_Dataset listings of figures_
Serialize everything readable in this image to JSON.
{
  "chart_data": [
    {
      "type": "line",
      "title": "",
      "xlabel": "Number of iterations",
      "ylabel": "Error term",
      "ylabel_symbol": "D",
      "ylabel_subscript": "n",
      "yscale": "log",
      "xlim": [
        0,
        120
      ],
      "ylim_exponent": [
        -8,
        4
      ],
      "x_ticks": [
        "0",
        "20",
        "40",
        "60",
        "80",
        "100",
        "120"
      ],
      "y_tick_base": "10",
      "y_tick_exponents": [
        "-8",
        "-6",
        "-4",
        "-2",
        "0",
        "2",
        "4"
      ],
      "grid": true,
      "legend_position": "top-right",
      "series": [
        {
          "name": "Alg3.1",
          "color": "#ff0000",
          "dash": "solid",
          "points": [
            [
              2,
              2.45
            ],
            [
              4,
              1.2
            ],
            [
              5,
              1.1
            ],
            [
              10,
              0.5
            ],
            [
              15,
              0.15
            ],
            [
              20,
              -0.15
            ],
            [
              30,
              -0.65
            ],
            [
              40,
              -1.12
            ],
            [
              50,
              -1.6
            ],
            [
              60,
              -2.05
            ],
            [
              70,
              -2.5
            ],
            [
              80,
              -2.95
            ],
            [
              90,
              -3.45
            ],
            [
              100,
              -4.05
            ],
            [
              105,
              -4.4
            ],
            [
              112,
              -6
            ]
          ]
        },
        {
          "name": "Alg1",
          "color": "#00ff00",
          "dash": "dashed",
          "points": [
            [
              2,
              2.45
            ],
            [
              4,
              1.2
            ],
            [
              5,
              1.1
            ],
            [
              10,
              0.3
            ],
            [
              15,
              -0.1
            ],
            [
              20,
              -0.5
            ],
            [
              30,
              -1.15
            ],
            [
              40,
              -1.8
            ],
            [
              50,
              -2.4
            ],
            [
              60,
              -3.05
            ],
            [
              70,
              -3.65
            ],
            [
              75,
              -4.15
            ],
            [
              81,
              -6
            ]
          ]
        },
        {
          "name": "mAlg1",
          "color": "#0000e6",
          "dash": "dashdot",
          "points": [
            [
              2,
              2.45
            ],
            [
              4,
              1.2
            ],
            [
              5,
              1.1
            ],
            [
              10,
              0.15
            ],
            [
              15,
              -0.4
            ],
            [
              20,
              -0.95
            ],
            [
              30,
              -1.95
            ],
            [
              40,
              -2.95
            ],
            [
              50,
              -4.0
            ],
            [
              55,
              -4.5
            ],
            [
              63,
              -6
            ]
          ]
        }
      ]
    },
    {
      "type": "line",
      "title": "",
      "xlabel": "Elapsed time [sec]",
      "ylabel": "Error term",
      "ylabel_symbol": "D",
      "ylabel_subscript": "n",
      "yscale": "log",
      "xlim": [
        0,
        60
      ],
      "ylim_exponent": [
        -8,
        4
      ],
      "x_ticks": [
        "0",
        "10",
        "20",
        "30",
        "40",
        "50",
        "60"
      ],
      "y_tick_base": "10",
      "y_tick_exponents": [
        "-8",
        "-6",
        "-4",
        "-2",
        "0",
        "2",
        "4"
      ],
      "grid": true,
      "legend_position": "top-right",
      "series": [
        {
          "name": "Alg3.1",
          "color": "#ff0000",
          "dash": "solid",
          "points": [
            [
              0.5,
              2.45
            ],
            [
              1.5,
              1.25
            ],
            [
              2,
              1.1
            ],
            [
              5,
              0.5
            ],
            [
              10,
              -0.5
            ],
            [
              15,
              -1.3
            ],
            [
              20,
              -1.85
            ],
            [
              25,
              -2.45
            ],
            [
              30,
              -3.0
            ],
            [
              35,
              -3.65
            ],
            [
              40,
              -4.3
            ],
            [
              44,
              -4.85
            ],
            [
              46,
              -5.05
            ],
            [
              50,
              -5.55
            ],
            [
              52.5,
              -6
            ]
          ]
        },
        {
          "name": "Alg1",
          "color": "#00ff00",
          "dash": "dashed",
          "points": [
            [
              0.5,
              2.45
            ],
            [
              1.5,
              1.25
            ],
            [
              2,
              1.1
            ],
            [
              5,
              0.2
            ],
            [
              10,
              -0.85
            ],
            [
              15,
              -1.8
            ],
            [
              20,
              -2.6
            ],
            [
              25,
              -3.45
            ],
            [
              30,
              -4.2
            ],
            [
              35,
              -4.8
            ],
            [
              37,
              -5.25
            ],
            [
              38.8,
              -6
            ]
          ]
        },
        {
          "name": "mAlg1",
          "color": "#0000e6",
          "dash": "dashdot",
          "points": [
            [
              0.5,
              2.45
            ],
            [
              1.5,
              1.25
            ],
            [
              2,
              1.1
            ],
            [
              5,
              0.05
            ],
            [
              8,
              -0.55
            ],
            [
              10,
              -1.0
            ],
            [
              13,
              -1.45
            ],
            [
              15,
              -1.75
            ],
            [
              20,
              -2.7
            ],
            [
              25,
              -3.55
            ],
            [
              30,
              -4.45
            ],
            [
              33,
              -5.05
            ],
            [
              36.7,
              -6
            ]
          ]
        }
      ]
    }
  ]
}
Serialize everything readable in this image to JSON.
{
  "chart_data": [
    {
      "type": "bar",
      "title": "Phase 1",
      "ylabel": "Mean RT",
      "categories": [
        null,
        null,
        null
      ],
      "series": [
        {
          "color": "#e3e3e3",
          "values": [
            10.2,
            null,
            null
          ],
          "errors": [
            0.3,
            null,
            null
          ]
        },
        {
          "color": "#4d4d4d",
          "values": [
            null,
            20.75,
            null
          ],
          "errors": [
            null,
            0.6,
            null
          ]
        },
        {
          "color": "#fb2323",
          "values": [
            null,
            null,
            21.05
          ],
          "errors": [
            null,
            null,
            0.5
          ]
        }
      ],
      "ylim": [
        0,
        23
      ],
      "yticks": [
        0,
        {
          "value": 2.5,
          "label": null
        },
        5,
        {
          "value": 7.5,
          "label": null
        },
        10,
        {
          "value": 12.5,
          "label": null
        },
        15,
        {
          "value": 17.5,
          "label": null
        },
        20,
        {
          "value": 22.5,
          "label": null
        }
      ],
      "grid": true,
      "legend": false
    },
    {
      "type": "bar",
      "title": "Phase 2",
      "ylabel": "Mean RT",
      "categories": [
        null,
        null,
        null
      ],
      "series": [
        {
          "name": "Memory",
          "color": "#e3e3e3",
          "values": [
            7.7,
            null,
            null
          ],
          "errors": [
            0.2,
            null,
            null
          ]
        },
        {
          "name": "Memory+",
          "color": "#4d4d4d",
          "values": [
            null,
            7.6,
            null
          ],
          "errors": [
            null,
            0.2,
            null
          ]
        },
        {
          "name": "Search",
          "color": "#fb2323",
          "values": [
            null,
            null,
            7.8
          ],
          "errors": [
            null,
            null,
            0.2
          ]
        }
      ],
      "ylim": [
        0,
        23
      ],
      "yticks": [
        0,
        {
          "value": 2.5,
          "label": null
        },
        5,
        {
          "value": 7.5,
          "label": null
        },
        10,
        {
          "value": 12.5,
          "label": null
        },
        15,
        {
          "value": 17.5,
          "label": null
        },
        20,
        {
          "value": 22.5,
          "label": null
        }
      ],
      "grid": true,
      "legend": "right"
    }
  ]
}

_What this task involves_
All of the entries need to be reproduced exactly; please write them out.

_Final result_
Serialize everything readable in this image to JSON.
{
  "chart_data": [
    {
      "type": "line",
      "title": "",
      "xlabel": "Number of iterations",
      "ylabel": "Error term",
      "ylabel_symbol": "D",
      "ylabel_subscript": "n",
      "yscale": "log",
      "xlim": [
        0,
        120
      ],
      "ylim_exponent": [
        -8,
        4
      ],
      "x_ticks": [
        "0",
        "20",
        "40",
        "60",
        "80",
        "100",
        "120"
      ],
      "y_tick_base": "10",
      "y_tick_exponents": [
        "-8",
        "-6",
        "-4",
        "-2",
        "0",
        "2",
        "4"
      ],
      "grid": true,
      "legend_position": "top-right",
      "series": [
        {
          "name": "Alg3.1",
          "color": "#ff0000",
          "dash": "solid",
          "points": [
            [
              2,
              2.45
            ],
            [
              4,
              1.2
            ],
            [
              5,
              1.1
            ],
            [
              10,
              0.5
            ],
            [
              15,
              0.15
            ],
            [
              20,
              -0.15
            ],
            [
              30,
              -0.65
            ],
            [
              40,
              -1.12
            ],
            [
              50,
              -1.6
            ],
            [
              60,
              -2.05
            ],
            [
              70,
              -2.5
            ],
            [
              80,
              -2.95
            ],
            [
              90,
              -3.45
            ],
            [
              100,
              -4.05
            ],
            [
              105,
              -4.4
            ],
            [
              112,
              -6
            ]
          ]
        },
        {
          "name": "Alg1",
          "color": "#00ff00",
          "dash": "dashed",
          "points": [
            [
              2,
              2.45
            ],
            [
              4,
              1.2
            ],
            [
              5,
              1.1
            ],
            [
              10,
              0.3
            ],
            [
              15,
              -0.1
            ],
            [
              20,
              -0.5
            ],
            [
              30,
              -1.15
            ],
            [
              40,
              -1.8
            ],
            [
              50,
              -2.4
            ],
            [
              60,
              -3.05
            ],
            [
              70,
              -3.65
            ],
            [
              75,
              -4.15
            ],
            [
              81,
              -6
            ]
          ]
        },
        {
          "name": "mAlg1",
          "color": "#0000e6",
          "dash": "dashdot",
          "points": [
            [
              2,
              2.45
            ],
            [
              4,
              1.2
            ],
            [
              5,
              1.1
            ],
            [
              10,
              0.15
            ],
            [
              15,
              -0.4
            ],
            [
              20,
              -0.95
            ],
            [
              30,
              -1.95
            ],
            [
              40,
              -2.95
            ],
            [
              50,
              -4.0
            ],
            [
              55,
              -4.5
            ],
            [
              63,
              -6
            ]
          ]
        }
      ]
    },
    {
      "type": "line",
      "title": "",
      "xlabel": "Elapsed time [sec]",
      "ylabel": "Error term",
      "ylabel_symbol": "D",
      "ylabel_subscript": "n",
      "yscale": "log",
      "xlim": [
        0,
        60
      ],
      "ylim_exponent": [
        -8,
        4
      ],
      "x_ticks": [
        "0",
        "10",
        "20",
        "30",
        "40",
        "50",
        "60"
      ],
      "y_tick_base": "10",
      "y_tick_exponents": [
        "-8",
        "-6",
        "-4",
        "-2",
        "0",
        "2",
        "4"
      ],
      "grid": true,
      "legend_position": "top-right",
      "series": [
        {
          "name": "Alg3.1",
          "color": "#ff0000",
          "dash": "solid",
          "points": [
            [
              0.5,
              2.45
            ],
            [
              1.5,
              1.25
            ],
            [
              2,
              1.1
            ],
            [
              5,
              0.5
            ],
            [
              10,
              -0.5
            ],
            [
              15,
              -1.3
            ],
            [
              20,
              -1.85
            ],
            [
              25,
              -2.45
            ],
            [
              30,
              -3.0
            ],
            [
              35,
              -3.65
            ],
            [
              40,
              -4.3
            ],
            [
              44,
              -4.85
            ],
            [
              46,
              -5.05
            ],
            [
              50,
              -5.55
            ],
            [
              52.5,
              -6
            ]
          ]
        },
        {
          "name": "Alg1",
          "color": "#00ff00",
          "dash": "dashed",
          "points": [
            [
              0.5,
              2.45
            ],
            [
              1.5,
              1.25
            ],
            [
              2,
              1.1
            ],
            [
              5,
              0.2
            ],
            [
              10,
              -0.85
            ],
            [
              15,
              -1.8
            ],
            [
              20,
              -2.6
            ],
            [
              25,
              -3.45
            ],
            [
              30,
              -4.2
            ],
            [
              35,
              -4.8
            ],
            [
              37,
              -5.25
            ],
            [
              38.8,
              -6
            ]
          ]
        },
        {
          "name": "mAlg1",
          "color": "#0000e6",
          "dash": "dashdot",
          "points": [
            [
              0.5,
              2.45
            ],
            [
              1.5,
              1.25
            ],
            [
              2,
              1.1
            ],
            [
              5,
              0.05
            ],
            [
              8,
              -0.55
            ],
            [
              10,
              -1.0
            ],
            [
              13,
              -1.45
            ],
            [
              15,
              -1.75
            ],
            [
              20,
              -2.7
            ],
            [
              25,
              -3.55
            ],
            [
              30,
              -4.45
            ],
            [
              33,
              -5.05
            ],
            [
              36.7,
              -6
            ]
          ]
        }
      ]
    }
  ]
}
Serialize everything readable in this image to JSON.
{
  "chart_data": [
    {
      "type": "bar",
      "title": "Phase 1",
      "ylabel": "Mean RT",
      "categories": [
        null,
        null,
        null
      ],
      "series": [
        {
          "color": "#e3e3e3",
          "values": [
            10.2,
            null,
            null
          ],
          "errors": [
            0.3,
            null,
            null
          ]
        },
        {
          "color": "#4d4d4d",
          "values": [
            null,
            20.75,
            null
          ],
          "errors": [
            null,
            0.6,
            null
          ]
        },
        {
          "color": "#fb2323",
          "values": [
            null,
            null,
            21.05
          ],
          "errors": [
            null,
            null,
            0.5
          ]
        }
      ],
      "ylim": [
        0,
        23
      ],
      "yticks": [
        0,
        {
          "value": 2.5,
          "label": null
        },
        5,
        {
          "value": 7.5,
          "label": null
        },
        10,
        {
          "value": 12.5,
          "label": null
        },
        15,
        {
          "value": 17.5,
          "label": null
        },
        20,
        {
          "value": 22.5,
          "label": null
        }
      ],
      "grid": true,
      "legend": false
    },
    {
      "type": "bar",
      "title": "Phase 2",
      "ylabel": "Mean RT",
      "categories": [
        null,
        null,
        null
      ],
      "series": [
        {
          "name": "Memory",
          "color": "#e3e3e3",
          "values": [
            7.7,
            null,
            null
          ],
          "errors": [
            0.2,
            null,
            null
          ]
        },
        {
          "name": "Memory+",
          "color": "#4d4d4d",
          "values": [
            null,
            7.6,
            null
          ],
          "errors": [
            null,
            0.2,
            null
          ]
        },
        {
          "name": "Search",
          "color": "#fb2323",
          "values": [
            null,
            null,
            7.8
          ],
          "errors": [
            null,
            null,
            0.2
          ]
        }
      ],
      "ylim": [
        0,
        23
      ],
      "yticks": [
        0,
        {
          "value": 2.5,
          "label": null
        },
        5,
        {
          "value": 7.5,
          "label": null
        },
        10,
        {
          "value": 12.5,
          "label": null
        },
        15,
        {
          "value": 17.5,
          "label": null
        },
        20,
        {
          "value": 22.5,
          "label": null
        }
      ],
      "grid": true,
      "legend": "right"
    }
  ]
}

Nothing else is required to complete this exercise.